Records that describe figures:
━━━━━━━━━━━━━━━━
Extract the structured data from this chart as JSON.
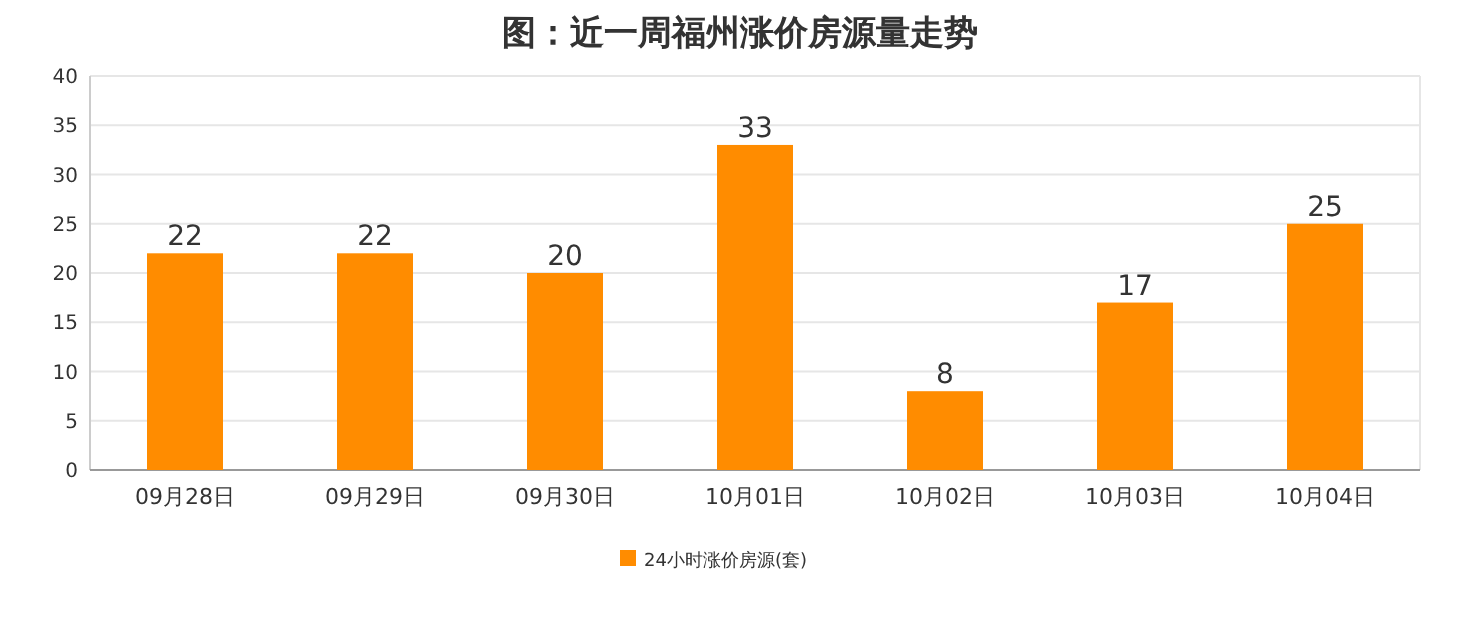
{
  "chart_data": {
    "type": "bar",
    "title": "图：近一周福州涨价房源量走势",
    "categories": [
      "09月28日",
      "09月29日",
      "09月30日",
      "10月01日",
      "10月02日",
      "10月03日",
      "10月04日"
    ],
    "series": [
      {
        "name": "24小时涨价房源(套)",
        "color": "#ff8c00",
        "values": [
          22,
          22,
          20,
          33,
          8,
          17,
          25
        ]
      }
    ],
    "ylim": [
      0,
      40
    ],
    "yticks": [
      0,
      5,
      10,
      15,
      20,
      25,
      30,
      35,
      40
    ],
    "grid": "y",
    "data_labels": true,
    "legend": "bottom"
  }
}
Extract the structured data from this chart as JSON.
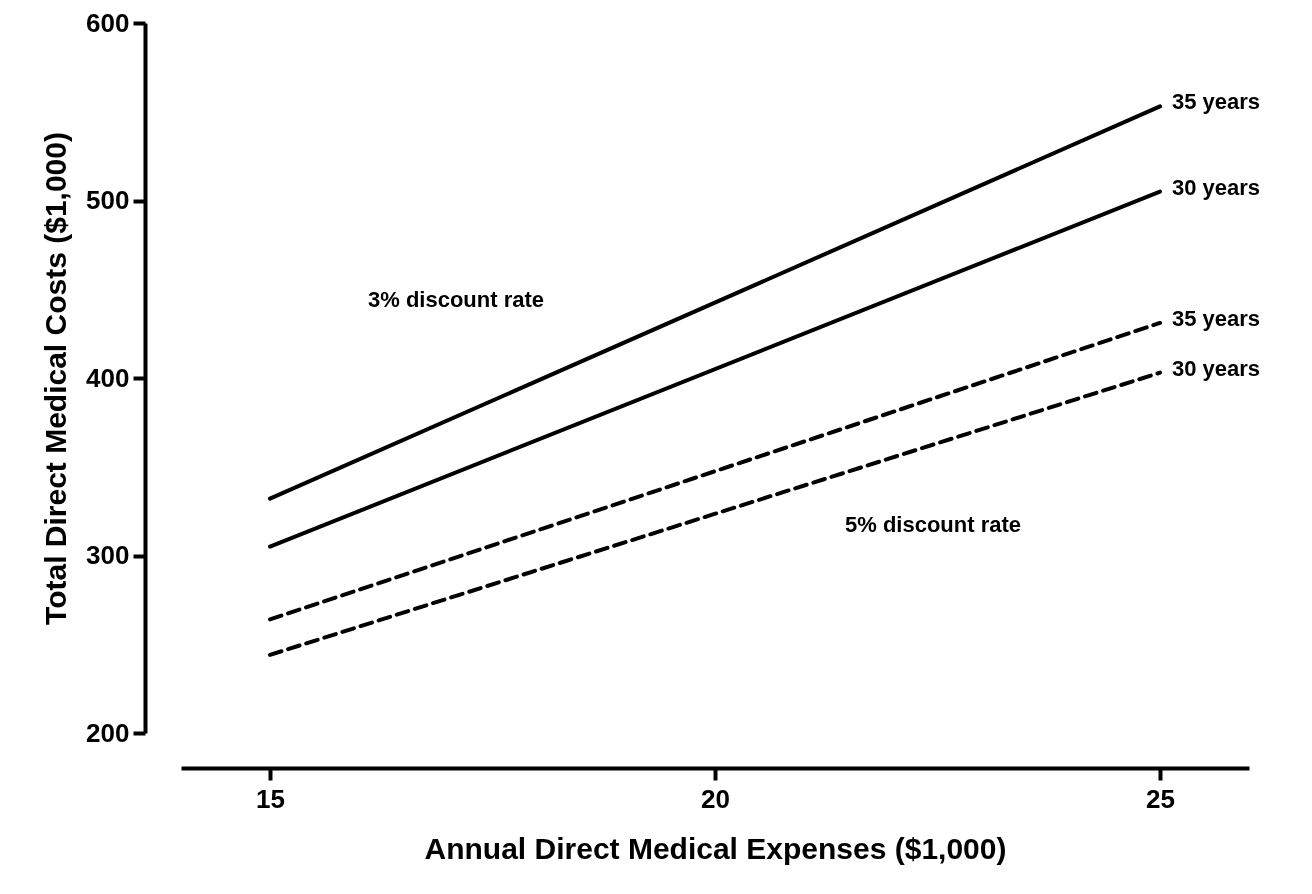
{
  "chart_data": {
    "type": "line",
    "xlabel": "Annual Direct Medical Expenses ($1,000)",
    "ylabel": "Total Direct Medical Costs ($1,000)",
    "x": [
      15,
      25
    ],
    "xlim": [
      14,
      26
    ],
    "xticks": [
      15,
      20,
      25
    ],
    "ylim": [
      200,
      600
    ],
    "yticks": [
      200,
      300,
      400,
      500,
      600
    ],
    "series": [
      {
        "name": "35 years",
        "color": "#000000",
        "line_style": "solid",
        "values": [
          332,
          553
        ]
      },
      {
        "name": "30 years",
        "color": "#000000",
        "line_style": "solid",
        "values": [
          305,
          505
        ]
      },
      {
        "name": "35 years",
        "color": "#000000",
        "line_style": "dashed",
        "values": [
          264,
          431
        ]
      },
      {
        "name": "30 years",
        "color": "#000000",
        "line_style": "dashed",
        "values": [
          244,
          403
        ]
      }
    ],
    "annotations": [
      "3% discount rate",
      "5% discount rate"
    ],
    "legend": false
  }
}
━━━━━━━━━━━━━━━━
▶ Aim
From the data above, write out everything exactly except the pictures.

▶ Result of the exercise
Extract the structured data from this chart as JSON.
{
  "chart_data": {
    "type": "bar",
    "title": "图：近一周福州涨价房源量走势",
    "categories": [
      "09月28日",
      "09月29日",
      "09月30日",
      "10月01日",
      "10月02日",
      "10月03日",
      "10月04日"
    ],
    "series": [
      {
        "name": "24小时涨价房源(套)",
        "color": "#ff8c00",
        "values": [
          22,
          22,
          20,
          33,
          8,
          17,
          25
        ]
      }
    ],
    "ylim": [
      0,
      40
    ],
    "yticks": [
      0,
      5,
      10,
      15,
      20,
      25,
      30,
      35,
      40
    ],
    "grid": "y",
    "data_labels": true,
    "legend": "bottom"
  }
}
Extract the structured data from this chart as JSON.
{
  "chart_data": {
    "type": "line",
    "xlabel": "Annual Direct Medical Expenses ($1,000)",
    "ylabel": "Total Direct Medical Costs ($1,000)",
    "x": [
      15,
      25
    ],
    "xlim": [
      14,
      26
    ],
    "xticks": [
      15,
      20,
      25
    ],
    "ylim": [
      200,
      600
    ],
    "yticks": [
      200,
      300,
      400,
      500,
      600
    ],
    "series": [
      {
        "name": "35 years",
        "color": "#000000",
        "line_style": "solid",
        "values": [
          332,
          553
        ]
      },
      {
        "name": "30 years",
        "color": "#000000",
        "line_style": "solid",
        "values": [
          305,
          505
        ]
      },
      {
        "name": "35 years",
        "color": "#000000",
        "line_style": "dashed",
        "values": [
          264,
          431
        ]
      },
      {
        "name": "30 years",
        "color": "#000000",
        "line_style": "dashed",
        "values": [
          244,
          403
        ]
      }
    ],
    "annotations": [
      "3% discount rate",
      "5% discount rate"
    ],
    "legend": false
  }
}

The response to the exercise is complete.